### Your tasks
1 - Reproduce the passage of the Cube chat bot page that runs from "Here’s a github" down to "resulting python dict.".
2 - Using the Cube chat bot page, answer these questions:
(a) What programming language is Cube written in?
(b) In the key-value pairs of the markov chain, what does each key consist of?
(c) During generation, what happens when a key tuple has more than one value?

### Page text

Cube, the chat bot

My most recent project (besides surviving the 2013 Summer of Math) has been writing a chat bot for the room my friends and I hang out in. It’s called Cube, and is written in python (using sleekxmpp).

Here’s a github link

Cube is a markov chain, pseudo-random text generating bot who can say some pretty ridiculous things.

A markov chain takes input text – in this case, directly from our human speech in the chat room – and ‘slices’ it up into key-value pairs, where the key is a 2-word tuple, and points to a single word value. Cube appends END tokens so we know where to start and stop generating, and stores the resulting python dict.

For example if someone were to say “The quick brown fox”, it would become:

END the -> quick
the quick -> brown
quick brown -> fox
brown fox -> END

Over time, there’s overlap in our speech, and these are added to the dict. For instance, if someone were to then say “The quick brown cow”, our updated dict would have

END the -> quick
the quick -> brown
quick brown -> {fox, cow}
brown fox -> END
brown cow -> END

When prompted to generate a sentence, we starts a markov chain with a random key where the first token is END, and follow it until we encounter another END token, two words at a time. If there are multiple values for a given key tuple, we choose at random. Each new word is appended to the list of words that will comprise our bot-generated text.

### Data extract
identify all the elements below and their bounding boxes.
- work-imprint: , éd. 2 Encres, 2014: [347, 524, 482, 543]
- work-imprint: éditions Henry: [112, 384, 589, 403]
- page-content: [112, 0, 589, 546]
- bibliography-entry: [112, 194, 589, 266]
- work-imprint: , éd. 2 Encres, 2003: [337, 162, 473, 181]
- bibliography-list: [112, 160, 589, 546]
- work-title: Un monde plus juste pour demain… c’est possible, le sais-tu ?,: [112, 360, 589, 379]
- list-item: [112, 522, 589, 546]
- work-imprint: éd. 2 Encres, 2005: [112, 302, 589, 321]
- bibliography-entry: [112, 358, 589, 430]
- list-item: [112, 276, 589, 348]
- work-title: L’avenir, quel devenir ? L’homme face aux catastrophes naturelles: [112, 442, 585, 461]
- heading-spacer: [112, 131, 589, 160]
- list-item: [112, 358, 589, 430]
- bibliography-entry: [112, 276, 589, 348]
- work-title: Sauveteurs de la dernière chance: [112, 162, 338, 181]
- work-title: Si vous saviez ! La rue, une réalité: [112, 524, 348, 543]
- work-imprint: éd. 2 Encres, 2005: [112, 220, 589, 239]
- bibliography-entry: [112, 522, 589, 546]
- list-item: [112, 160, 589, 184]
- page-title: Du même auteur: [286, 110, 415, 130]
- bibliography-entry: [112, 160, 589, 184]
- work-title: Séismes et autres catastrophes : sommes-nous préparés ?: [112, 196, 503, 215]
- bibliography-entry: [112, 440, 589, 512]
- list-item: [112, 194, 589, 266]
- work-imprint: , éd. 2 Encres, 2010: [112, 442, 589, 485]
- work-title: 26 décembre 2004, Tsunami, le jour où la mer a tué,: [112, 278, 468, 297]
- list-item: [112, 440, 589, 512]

### Results for the exercise
1 -
Here’s a github link

Cube is a markov chain, pseudo-random text generating bot who can say some pretty ridiculous things.

A markov chain takes input text – in this case, directly from our human speech in the chat room – and ‘slices’ it up into key-value pairs, where the key is a 2-word tuple, and points to a single word value. Cube appends END tokens so we know where to start and stop generating, and stores the resulting python dict.

2 -
(a) Python, using sleekxmpp.
(b) A 2-word tuple.
(c) One of the values is chosen at random.